Stored data

'''

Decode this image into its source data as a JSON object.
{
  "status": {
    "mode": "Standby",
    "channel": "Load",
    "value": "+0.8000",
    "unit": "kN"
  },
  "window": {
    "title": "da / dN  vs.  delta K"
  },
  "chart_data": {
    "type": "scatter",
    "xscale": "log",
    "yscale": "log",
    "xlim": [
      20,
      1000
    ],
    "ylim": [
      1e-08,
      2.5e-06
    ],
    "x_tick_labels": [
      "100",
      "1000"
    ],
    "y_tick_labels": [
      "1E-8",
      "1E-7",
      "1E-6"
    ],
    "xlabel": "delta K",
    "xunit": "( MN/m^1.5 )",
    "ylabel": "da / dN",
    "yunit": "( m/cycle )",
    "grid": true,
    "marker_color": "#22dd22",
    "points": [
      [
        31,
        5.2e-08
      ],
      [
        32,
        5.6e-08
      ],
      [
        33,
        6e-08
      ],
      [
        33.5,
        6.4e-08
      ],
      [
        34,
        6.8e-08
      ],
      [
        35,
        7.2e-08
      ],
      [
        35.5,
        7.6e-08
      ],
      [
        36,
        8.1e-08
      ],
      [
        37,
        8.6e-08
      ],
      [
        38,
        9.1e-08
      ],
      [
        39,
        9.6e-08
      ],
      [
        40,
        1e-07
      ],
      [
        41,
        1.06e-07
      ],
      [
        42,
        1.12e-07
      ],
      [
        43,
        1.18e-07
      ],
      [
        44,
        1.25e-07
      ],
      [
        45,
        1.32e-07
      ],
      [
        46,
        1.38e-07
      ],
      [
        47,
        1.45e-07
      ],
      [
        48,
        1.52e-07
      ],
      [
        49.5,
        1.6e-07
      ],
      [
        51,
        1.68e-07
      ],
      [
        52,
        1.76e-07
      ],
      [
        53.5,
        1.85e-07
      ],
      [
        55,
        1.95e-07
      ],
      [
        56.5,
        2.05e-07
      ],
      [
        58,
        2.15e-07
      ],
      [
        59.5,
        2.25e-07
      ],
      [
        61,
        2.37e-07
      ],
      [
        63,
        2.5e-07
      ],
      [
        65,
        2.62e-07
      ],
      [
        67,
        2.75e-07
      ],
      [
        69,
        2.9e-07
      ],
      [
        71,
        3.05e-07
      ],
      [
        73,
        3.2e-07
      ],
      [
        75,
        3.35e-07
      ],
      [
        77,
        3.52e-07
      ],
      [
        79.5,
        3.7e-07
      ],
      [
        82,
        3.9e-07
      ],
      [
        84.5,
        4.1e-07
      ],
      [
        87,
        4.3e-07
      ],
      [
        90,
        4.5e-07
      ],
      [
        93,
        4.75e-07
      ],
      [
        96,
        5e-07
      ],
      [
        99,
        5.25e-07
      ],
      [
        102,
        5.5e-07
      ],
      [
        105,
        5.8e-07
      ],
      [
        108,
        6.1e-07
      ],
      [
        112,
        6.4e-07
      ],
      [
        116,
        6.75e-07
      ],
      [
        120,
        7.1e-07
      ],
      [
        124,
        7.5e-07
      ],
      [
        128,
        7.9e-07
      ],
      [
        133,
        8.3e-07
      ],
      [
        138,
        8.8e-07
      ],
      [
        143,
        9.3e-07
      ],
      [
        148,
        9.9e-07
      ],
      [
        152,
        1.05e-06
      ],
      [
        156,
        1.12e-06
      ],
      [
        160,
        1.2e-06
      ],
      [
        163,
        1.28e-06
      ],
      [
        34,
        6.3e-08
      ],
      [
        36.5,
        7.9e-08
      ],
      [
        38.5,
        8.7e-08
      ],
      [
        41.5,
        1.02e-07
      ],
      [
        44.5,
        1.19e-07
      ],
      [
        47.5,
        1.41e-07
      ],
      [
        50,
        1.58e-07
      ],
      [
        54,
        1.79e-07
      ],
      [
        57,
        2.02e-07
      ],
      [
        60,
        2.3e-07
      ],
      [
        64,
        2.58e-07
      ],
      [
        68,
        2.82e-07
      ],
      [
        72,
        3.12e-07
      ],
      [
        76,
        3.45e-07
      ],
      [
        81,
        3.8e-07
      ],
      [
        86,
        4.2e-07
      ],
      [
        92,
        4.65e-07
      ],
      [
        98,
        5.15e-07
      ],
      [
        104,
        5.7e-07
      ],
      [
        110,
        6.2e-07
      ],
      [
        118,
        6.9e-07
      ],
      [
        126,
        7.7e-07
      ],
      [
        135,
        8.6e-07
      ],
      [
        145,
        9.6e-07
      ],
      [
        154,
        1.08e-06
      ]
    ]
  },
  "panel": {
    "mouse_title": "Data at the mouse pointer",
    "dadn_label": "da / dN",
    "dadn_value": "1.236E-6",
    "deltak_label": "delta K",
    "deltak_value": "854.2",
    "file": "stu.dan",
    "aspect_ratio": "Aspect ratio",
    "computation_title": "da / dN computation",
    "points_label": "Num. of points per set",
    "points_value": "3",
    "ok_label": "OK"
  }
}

'''

TASK STATEMENT: The data above must be returned in full, exactly as written.

OUTPUT FOR THIS EXERCISE:
Decode this image into its source data as a JSON object.
{
  "status": {
    "mode": "Standby",
    "channel": "Load",
    "value": "+0.8000",
    "unit": "kN"
  },
  "window": {
    "title": "da / dN  vs.  delta K"
  },
  "chart_data": {
    "type": "scatter",
    "xscale": "log",
    "yscale": "log",
    "xlim": [
      20,
      1000
    ],
    "ylim": [
      1e-08,
      2.5e-06
    ],
    "x_tick_labels": [
      "100",
      "1000"
    ],
    "y_tick_labels": [
      "1E-8",
      "1E-7",
      "1E-6"
    ],
    "xlabel": "delta K",
    "xunit": "( MN/m^1.5 )",
    "ylabel": "da / dN",
    "yunit": "( m/cycle )",
    "grid": true,
    "marker_color": "#22dd22",
    "points": [
      [
        31,
        5.2e-08
      ],
      [
        32,
        5.6e-08
      ],
      [
        33,
        6e-08
      ],
      [
        33.5,
        6.4e-08
      ],
      [
        34,
        6.8e-08
      ],
      [
        35,
        7.2e-08
      ],
      [
        35.5,
        7.6e-08
      ],
      [
        36,
        8.1e-08
      ],
      [
        37,
        8.6e-08
      ],
      [
        38,
        9.1e-08
      ],
      [
        39,
        9.6e-08
      ],
      [
        40,
        1e-07
      ],
      [
        41,
        1.06e-07
      ],
      [
        42,
        1.12e-07
      ],
      [
        43,
        1.18e-07
      ],
      [
        44,
        1.25e-07
      ],
      [
        45,
        1.32e-07
      ],
      [
        46,
        1.38e-07
      ],
      [
        47,
        1.45e-07
      ],
      [
        48,
        1.52e-07
      ],
      [
        49.5,
        1.6e-07
      ],
      [
        51,
        1.68e-07
      ],
      [
        52,
        1.76e-07
      ],
      [
        53.5,
        1.85e-07
      ],
      [
        55,
        1.95e-07
      ],
      [
        56.5,
        2.05e-07
      ],
      [
        58,
        2.15e-07
      ],
      [
        59.5,
        2.25e-07
      ],
      [
        61,
        2.37e-07
      ],
      [
        63,
        2.5e-07
      ],
      [
        65,
        2.62e-07
      ],
      [
        67,
        2.75e-07
      ],
      [
        69,
        2.9e-07
      ],
      [
        71,
        3.05e-07
      ],
      [
        73,
        3.2e-07
      ],
      [
        75,
        3.35e-07
      ],
      [
        77,
        3.52e-07
      ],
      [
        79.5,
        3.7e-07
      ],
      [
        82,
        3.9e-07
      ],
      [
        84.5,
        4.1e-07
      ],
      [
        87,
        4.3e-07
      ],
      [
        90,
        4.5e-07
      ],
      [
        93,
        4.75e-07
      ],
      [
        96,
        5e-07
      ],
      [
        99,
        5.25e-07
      ],
      [
        102,
        5.5e-07
      ],
      [
        105,
        5.8e-07
      ],
      [
        108,
        6.1e-07
      ],
      [
        112,
        6.4e-07
      ],
      [
        116,
        6.75e-07
      ],
      [
        120,
        7.1e-07
      ],
      [
        124,
        7.5e-07
      ],
      [
        128,
        7.9e-07
      ],
      [
        133,
        8.3e-07
      ],
      [
        138,
        8.8e-07
      ],
      [
        143,
        9.3e-07
      ],
      [
        148,
        9.9e-07
      ],
      [
        152,
        1.05e-06
      ],
      [
        156,
        1.12e-06
      ],
      [
        160,
        1.2e-06
      ],
      [
        163,
        1.28e-06
      ],
      [
        34,
        6.3e-08
      ],
      [
        36.5,
        7.9e-08
      ],
      [
        38.5,
        8.7e-08
      ],
      [
        41.5,
        1.02e-07
      ],
      [
        44.5,
        1.19e-07
      ],
      [
        47.5,
        1.41e-07
      ],
      [
        50,
        1.58e-07
      ],
      [
        54,
        1.79e-07
      ],
      [
        57,
        2.02e-07
      ],
      [
        60,
        2.3e-07
      ],
      [
        64,
        2.58e-07
      ],
      [
        68,
        2.82e-07
      ],
      [
        72,
        3.12e-07
      ],
      [
        76,
        3.45e-07
      ],
      [
        81,
        3.8e-07
      ],
      [
        86,
        4.2e-07
      ],
      [
        92,
        4.65e-07
      ],
      [
        98,
        5.15e-07
      ],
      [
        104,
        5.7e-07
      ],
      [
        110,
        6.2e-07
      ],
      [
        118,
        6.9e-07
      ],
      [
        126,
        7.7e-07
      ],
      [
        135,
        8.6e-07
      ],
      [
        145,
        9.6e-07
      ],
      [
        154,
        1.08e-06
      ]
    ]
  },
  "panel": {
    "mouse_title": "Data at the mouse pointer",
    "dadn_label": "da / dN",
    "dadn_value": "1.236E-6",
    "deltak_label": "delta K",
    "deltak_value": "854.2",
    "file": "stu.dan",
    "aspect_ratio": "Aspect ratio",
    "computation_title": "da / dN computation",
    "points_label": "Num. of points per set",
    "points_value": "3",
    "ok_label": "OK"
  }
}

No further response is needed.